▸ Task objective
Where a line holds "document", copy it.

▸ Material to process

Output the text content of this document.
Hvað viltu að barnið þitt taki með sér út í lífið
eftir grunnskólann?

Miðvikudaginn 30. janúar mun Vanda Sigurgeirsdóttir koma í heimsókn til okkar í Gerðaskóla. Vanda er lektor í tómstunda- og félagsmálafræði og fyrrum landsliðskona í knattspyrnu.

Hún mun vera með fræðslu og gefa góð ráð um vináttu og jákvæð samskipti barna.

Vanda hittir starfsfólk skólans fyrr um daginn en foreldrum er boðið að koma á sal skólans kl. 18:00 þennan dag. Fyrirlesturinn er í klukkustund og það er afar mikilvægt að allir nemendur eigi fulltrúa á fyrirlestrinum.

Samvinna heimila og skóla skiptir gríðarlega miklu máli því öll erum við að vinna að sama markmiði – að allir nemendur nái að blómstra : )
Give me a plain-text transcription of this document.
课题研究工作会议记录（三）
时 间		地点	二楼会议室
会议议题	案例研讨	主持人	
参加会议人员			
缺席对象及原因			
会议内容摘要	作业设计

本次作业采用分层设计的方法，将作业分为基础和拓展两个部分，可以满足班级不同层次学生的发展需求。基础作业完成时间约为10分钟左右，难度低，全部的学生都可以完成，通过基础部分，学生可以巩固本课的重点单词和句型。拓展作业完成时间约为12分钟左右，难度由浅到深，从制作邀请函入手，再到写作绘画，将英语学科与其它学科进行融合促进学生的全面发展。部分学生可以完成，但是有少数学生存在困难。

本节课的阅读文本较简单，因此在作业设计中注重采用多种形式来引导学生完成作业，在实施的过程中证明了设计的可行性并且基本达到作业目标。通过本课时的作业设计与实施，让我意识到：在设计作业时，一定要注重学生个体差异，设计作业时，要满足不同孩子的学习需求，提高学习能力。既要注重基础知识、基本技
...
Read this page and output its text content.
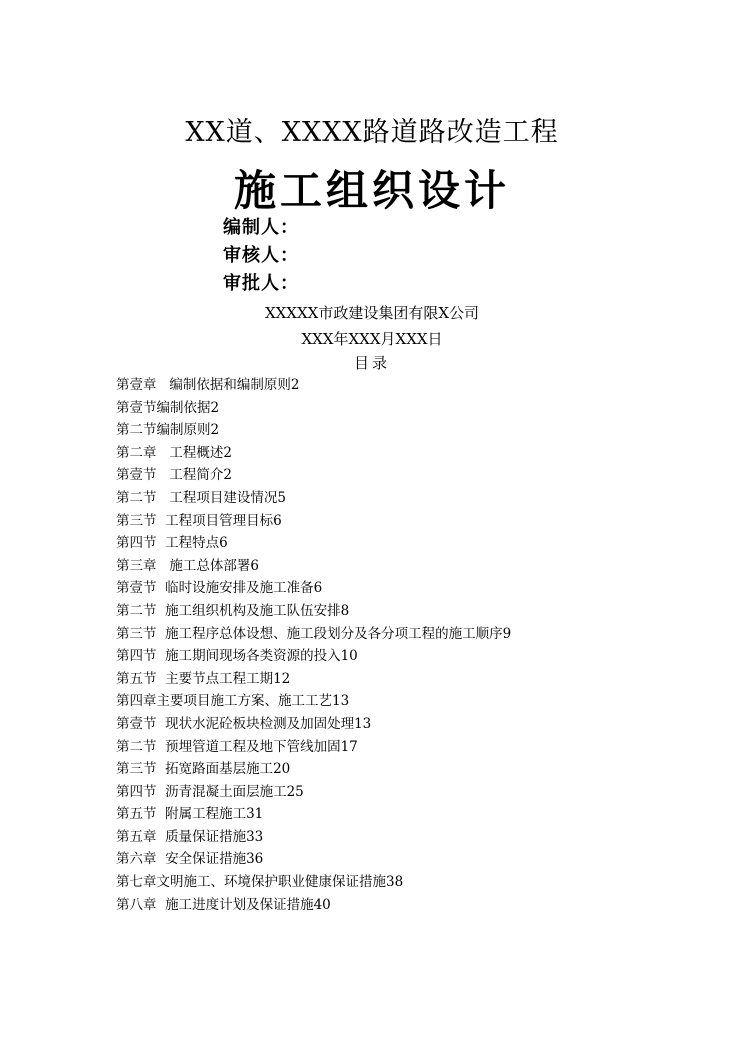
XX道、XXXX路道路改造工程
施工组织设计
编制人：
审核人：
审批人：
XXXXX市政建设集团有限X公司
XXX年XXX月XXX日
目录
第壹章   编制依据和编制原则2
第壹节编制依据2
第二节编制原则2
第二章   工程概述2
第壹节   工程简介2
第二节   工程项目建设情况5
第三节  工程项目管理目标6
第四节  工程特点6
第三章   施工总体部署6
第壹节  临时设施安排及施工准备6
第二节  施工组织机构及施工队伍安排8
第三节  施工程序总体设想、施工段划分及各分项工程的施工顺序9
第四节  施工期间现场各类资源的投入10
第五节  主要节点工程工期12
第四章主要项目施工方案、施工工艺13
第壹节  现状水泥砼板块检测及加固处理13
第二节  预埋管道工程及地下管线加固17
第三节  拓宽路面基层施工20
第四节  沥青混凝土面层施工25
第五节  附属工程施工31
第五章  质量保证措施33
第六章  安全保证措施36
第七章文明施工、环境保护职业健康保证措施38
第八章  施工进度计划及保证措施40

▸ Exercise solution
Output the text content of this document.
Give me a plain-text transcription of this document.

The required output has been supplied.